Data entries
::::
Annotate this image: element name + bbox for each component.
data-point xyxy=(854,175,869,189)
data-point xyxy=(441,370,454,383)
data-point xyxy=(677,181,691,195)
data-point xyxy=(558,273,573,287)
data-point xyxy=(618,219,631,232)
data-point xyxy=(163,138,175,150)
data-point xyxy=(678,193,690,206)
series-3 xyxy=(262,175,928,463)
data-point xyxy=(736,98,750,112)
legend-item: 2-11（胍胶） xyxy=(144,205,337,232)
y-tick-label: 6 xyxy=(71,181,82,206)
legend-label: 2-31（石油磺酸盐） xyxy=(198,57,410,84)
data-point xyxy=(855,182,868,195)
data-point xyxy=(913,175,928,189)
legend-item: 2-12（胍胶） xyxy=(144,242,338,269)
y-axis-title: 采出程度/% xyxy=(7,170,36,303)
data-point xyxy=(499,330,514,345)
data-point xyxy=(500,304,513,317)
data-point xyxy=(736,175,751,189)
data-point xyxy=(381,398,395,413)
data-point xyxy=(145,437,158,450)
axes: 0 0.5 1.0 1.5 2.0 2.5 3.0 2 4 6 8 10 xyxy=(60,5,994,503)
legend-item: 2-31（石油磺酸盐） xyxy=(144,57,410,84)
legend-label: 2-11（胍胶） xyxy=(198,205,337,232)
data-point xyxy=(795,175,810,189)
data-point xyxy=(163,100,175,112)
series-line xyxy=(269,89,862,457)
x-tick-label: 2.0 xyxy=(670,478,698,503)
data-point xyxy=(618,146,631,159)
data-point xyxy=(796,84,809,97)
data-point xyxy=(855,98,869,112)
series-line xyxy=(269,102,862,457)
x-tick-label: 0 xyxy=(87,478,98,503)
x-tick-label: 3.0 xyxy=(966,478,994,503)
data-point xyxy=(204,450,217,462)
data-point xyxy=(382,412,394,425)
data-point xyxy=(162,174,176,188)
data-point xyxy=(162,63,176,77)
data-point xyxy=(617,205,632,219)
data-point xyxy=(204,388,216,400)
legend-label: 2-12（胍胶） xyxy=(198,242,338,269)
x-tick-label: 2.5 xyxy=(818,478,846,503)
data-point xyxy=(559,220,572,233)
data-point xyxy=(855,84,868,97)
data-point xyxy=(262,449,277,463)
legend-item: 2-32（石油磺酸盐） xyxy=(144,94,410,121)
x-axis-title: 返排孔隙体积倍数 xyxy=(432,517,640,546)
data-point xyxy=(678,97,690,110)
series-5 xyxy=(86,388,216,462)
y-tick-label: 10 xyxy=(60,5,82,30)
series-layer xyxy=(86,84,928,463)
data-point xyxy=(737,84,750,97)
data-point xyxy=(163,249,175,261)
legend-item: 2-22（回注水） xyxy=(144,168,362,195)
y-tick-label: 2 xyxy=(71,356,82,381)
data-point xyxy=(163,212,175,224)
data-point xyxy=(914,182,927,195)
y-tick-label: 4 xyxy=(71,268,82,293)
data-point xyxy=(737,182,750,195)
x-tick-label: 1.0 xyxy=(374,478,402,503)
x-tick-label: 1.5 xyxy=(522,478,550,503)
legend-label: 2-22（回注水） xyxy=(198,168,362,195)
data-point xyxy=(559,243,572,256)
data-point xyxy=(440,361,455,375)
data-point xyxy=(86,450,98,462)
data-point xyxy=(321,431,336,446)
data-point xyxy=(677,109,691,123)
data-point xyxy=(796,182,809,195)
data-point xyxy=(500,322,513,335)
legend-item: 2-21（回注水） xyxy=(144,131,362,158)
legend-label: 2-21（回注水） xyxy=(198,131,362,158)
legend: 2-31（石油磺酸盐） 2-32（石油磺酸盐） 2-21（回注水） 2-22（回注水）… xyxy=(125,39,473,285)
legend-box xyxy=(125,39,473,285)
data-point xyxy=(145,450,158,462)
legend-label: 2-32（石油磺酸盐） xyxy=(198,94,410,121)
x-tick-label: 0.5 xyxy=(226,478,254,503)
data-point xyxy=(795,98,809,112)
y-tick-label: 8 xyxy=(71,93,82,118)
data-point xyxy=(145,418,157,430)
::::
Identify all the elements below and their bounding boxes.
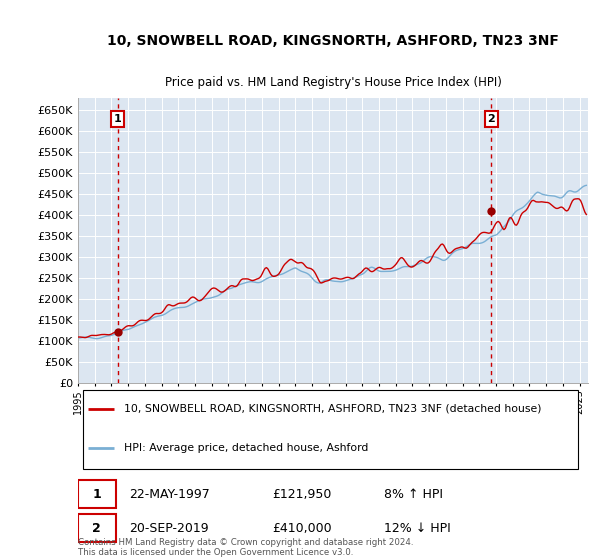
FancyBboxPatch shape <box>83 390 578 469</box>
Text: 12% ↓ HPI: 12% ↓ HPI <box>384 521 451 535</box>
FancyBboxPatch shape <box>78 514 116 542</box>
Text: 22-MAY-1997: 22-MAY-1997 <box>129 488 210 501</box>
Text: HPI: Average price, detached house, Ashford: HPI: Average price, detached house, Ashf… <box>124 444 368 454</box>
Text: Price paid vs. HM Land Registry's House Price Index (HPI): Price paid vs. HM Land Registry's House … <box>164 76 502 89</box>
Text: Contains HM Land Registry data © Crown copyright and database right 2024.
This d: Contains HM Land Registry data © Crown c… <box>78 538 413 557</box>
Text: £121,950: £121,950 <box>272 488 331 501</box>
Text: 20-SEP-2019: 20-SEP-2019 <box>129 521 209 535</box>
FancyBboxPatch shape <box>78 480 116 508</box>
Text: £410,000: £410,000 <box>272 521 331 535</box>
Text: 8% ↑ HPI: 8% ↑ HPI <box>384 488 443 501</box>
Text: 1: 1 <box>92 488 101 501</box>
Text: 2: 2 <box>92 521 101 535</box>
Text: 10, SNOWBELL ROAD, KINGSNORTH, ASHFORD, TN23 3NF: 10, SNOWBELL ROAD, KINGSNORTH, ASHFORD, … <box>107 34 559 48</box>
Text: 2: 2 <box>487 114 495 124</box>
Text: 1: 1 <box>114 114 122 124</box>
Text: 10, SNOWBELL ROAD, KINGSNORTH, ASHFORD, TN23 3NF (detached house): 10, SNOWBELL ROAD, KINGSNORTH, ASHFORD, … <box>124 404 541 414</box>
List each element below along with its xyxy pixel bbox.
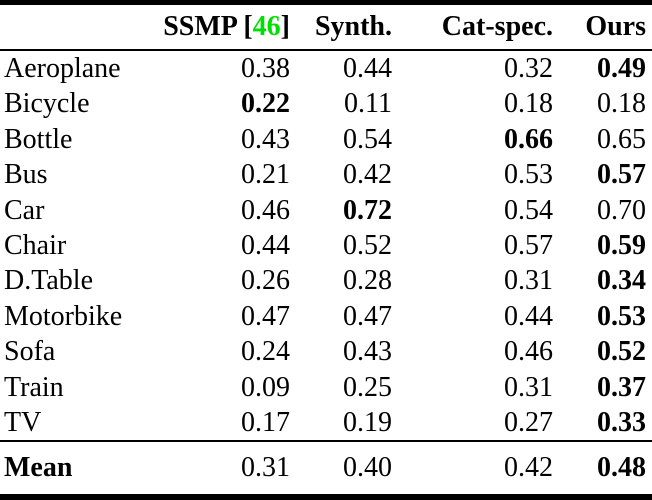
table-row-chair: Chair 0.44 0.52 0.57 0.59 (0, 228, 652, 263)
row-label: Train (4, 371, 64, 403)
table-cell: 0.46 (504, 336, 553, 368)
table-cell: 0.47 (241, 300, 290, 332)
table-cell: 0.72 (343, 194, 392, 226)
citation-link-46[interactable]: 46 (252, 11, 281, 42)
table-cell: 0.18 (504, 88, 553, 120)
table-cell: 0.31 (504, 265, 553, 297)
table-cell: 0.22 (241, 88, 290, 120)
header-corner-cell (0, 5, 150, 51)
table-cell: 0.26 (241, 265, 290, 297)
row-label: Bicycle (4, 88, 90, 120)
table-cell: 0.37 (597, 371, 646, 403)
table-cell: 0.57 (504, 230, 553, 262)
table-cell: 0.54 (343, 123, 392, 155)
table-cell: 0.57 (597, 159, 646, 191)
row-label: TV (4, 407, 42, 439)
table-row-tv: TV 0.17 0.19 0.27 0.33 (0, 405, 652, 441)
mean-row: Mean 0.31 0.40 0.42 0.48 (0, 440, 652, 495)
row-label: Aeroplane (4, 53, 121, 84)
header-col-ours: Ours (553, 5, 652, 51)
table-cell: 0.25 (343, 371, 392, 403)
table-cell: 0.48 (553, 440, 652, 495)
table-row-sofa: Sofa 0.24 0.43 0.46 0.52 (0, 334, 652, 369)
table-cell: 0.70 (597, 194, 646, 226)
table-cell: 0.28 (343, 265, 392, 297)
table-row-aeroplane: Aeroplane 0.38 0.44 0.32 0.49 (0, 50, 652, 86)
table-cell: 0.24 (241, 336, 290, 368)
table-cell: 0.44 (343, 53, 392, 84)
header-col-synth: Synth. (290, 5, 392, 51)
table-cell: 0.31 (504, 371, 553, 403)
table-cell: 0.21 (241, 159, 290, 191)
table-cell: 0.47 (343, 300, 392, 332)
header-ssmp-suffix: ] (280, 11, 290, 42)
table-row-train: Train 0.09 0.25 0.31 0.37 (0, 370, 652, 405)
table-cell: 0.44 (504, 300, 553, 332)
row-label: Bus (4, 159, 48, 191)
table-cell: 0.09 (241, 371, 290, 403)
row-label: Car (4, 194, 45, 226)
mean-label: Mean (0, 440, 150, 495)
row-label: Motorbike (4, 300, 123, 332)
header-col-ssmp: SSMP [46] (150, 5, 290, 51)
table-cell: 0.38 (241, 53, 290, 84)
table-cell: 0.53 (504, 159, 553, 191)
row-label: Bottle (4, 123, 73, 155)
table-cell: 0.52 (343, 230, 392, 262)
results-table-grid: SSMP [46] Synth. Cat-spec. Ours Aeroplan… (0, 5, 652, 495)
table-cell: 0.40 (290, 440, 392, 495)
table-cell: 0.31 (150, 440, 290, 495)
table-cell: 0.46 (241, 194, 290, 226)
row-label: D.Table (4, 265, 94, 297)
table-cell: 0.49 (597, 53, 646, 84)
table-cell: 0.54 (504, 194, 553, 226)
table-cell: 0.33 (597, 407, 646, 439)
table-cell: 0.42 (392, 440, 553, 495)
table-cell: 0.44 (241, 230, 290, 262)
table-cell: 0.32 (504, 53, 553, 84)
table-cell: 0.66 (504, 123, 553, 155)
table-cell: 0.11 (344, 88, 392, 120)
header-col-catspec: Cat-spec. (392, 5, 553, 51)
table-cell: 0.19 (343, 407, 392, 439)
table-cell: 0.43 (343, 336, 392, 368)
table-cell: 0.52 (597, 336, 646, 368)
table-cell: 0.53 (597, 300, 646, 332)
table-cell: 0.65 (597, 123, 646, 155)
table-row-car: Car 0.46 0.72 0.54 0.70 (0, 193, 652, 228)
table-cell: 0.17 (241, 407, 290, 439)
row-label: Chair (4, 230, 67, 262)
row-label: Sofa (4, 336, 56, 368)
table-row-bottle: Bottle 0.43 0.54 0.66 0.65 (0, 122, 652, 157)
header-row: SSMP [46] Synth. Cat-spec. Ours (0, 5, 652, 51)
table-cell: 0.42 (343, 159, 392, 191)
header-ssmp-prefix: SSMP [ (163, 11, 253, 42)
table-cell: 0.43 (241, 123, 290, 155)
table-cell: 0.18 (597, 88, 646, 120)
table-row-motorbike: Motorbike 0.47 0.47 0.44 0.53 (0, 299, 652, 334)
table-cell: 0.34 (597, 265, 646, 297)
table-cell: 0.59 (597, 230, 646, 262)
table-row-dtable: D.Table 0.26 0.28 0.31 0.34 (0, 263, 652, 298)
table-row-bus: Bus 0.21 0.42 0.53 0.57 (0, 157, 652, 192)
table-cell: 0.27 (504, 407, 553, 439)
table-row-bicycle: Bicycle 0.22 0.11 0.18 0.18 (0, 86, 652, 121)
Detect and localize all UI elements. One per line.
::::
EXERCISE TASK
In the data entries, rewrite the stretch from the line containing "Annotate this image: element" through the line containing "data-point xyxy=(736,175,751,189)", replacing "legend-item" with "legend-entry" and changing nothing else.

RESULT
Annotate this image: element name + bbox for each component.
data-point xyxy=(854,175,869,189)
data-point xyxy=(441,370,454,383)
data-point xyxy=(677,181,691,195)
data-point xyxy=(558,273,573,287)
data-point xyxy=(618,219,631,232)
data-point xyxy=(163,138,175,150)
data-point xyxy=(678,193,690,206)
series-3 xyxy=(262,175,928,463)
data-point xyxy=(736,98,750,112)
legend-entry: 2-11（胍胶） xyxy=(144,205,337,232)
y-tick-label: 6 xyxy=(71,181,82,206)
legend-label: 2-31（石油磺酸盐） xyxy=(198,57,410,84)
data-point xyxy=(855,182,868,195)
data-point xyxy=(913,175,928,189)
legend-entry: 2-12（胍胶） xyxy=(144,242,338,269)
y-axis-title: 采出程度/% xyxy=(7,170,36,303)
data-point xyxy=(499,330,514,345)
data-point xyxy=(500,304,513,317)
data-point xyxy=(736,175,751,189)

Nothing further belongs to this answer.